[Records from a data collection]
☆ ☆ ☆ ☆ ☆

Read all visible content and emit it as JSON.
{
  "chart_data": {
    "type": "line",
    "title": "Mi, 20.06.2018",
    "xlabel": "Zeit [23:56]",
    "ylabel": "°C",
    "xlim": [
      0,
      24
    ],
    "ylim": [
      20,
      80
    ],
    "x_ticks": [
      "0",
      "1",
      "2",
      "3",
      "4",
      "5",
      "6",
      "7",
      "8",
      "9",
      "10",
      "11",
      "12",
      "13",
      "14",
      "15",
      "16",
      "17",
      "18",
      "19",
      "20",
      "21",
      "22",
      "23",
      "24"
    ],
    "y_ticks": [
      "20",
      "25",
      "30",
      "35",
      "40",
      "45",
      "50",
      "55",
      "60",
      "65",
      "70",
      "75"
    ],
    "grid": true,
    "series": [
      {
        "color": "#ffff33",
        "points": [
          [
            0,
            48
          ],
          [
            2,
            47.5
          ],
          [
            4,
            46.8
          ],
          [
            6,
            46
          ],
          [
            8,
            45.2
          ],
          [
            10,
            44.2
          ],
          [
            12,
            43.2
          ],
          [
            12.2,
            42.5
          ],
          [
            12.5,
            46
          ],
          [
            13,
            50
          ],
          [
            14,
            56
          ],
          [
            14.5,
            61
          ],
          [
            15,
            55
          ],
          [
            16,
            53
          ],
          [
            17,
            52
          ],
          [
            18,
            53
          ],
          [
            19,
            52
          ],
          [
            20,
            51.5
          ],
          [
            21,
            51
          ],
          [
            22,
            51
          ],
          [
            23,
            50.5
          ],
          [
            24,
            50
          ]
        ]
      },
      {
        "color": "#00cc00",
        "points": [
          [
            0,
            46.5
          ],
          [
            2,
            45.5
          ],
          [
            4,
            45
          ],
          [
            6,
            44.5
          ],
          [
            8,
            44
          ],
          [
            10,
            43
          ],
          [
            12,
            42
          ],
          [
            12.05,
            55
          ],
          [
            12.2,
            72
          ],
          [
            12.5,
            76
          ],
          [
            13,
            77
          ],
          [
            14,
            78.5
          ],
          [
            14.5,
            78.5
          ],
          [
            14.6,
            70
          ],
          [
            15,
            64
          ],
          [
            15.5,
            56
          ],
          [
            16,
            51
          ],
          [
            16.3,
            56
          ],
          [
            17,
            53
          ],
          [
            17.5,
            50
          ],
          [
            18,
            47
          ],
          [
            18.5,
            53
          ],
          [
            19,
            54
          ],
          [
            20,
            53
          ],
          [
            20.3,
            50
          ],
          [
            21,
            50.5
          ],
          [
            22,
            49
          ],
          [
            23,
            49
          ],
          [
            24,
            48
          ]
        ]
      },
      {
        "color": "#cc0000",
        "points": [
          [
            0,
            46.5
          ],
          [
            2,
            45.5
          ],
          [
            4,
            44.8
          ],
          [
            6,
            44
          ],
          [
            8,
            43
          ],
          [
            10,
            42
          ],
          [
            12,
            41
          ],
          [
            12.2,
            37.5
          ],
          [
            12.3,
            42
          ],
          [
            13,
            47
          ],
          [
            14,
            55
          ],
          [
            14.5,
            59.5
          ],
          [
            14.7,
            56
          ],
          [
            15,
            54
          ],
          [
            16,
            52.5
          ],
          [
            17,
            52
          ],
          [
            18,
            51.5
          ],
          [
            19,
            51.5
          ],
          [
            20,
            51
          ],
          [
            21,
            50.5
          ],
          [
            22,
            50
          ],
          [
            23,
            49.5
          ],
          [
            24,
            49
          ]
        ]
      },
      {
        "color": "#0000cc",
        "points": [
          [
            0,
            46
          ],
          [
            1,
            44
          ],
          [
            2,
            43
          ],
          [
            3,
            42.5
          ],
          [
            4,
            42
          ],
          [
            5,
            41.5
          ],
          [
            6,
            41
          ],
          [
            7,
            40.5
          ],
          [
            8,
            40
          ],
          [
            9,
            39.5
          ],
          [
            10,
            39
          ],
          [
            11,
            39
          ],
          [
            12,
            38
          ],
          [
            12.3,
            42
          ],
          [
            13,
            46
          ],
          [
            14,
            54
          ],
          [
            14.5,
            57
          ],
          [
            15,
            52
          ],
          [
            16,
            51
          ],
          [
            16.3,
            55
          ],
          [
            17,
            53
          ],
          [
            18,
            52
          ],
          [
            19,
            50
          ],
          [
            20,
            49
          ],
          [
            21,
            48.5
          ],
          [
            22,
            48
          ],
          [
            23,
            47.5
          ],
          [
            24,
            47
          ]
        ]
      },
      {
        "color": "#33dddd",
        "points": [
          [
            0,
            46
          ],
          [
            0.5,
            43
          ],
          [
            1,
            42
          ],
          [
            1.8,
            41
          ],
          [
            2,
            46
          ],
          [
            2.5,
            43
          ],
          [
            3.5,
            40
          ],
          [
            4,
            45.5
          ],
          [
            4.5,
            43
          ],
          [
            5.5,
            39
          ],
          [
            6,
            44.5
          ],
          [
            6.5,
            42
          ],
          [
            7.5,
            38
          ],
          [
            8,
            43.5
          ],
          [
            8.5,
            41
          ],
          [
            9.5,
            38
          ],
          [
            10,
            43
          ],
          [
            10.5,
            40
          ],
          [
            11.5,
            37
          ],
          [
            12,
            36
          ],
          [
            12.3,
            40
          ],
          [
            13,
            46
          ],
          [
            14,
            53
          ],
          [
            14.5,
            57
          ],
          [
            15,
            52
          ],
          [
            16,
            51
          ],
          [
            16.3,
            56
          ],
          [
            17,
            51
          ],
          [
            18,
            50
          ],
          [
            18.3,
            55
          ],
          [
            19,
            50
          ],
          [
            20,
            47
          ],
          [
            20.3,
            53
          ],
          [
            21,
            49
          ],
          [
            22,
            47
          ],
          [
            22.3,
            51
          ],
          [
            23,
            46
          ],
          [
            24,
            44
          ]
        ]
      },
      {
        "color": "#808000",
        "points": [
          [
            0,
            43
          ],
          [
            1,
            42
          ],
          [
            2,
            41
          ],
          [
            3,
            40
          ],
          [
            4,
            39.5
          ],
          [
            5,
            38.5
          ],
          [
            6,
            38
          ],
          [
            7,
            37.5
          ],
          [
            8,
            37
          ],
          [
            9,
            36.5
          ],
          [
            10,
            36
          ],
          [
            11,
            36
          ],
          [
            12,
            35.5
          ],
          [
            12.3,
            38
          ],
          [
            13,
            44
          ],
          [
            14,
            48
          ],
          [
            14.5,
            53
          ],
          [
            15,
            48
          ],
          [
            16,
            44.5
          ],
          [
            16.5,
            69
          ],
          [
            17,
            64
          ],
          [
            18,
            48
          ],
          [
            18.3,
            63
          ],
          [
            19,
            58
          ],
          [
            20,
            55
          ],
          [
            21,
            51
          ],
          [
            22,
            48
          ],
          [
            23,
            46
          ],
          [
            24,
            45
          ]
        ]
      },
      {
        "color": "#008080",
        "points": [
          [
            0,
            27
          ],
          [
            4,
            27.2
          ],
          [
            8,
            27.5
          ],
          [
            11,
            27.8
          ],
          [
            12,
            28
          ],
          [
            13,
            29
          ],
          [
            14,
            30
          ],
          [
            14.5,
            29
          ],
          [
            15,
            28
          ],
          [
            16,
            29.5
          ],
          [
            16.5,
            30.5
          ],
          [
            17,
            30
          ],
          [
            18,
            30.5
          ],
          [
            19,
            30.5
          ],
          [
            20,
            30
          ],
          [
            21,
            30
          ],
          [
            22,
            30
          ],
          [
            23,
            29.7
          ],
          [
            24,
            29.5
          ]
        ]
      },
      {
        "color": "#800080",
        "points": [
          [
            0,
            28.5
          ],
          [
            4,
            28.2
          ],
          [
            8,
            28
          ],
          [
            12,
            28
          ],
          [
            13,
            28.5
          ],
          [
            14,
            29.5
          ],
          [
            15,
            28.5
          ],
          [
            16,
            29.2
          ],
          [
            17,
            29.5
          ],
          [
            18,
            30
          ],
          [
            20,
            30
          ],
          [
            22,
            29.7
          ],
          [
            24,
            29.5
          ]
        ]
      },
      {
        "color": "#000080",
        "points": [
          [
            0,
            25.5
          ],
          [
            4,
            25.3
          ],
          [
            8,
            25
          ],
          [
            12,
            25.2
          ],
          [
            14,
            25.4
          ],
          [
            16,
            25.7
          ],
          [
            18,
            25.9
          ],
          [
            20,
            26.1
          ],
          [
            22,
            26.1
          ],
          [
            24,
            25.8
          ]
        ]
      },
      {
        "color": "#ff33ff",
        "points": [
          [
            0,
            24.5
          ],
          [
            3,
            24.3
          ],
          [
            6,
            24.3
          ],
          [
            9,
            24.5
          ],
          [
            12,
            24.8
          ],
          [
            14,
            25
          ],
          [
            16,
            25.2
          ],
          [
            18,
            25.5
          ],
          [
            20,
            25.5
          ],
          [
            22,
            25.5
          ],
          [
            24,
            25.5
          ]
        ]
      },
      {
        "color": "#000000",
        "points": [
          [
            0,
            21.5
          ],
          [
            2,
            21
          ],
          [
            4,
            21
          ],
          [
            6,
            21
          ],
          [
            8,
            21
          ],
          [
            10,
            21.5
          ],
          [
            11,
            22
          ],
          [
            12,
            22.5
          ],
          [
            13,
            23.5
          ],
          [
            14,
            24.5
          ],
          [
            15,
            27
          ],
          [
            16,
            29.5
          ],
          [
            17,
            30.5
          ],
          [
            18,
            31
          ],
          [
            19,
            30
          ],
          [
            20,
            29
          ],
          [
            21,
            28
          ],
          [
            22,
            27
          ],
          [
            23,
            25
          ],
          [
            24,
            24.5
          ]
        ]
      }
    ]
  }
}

☆ ☆ ☆ ☆ ☆

EXERCISE TASK ▸ Gather each line of the listing that holds the string "color".

RESULT OF THE EXERCISE ▸
        "color": "#ffff33",
        "color": "#00cc00",
        "color": "#cc0000",
        "color": "#0000cc",
        "color": "#33dddd",
        "color": "#808000",
        "color": "#008080",
        "color": "#800080",
        "color": "#000080",
        "color": "#ff33ff",
        "color": "#000000",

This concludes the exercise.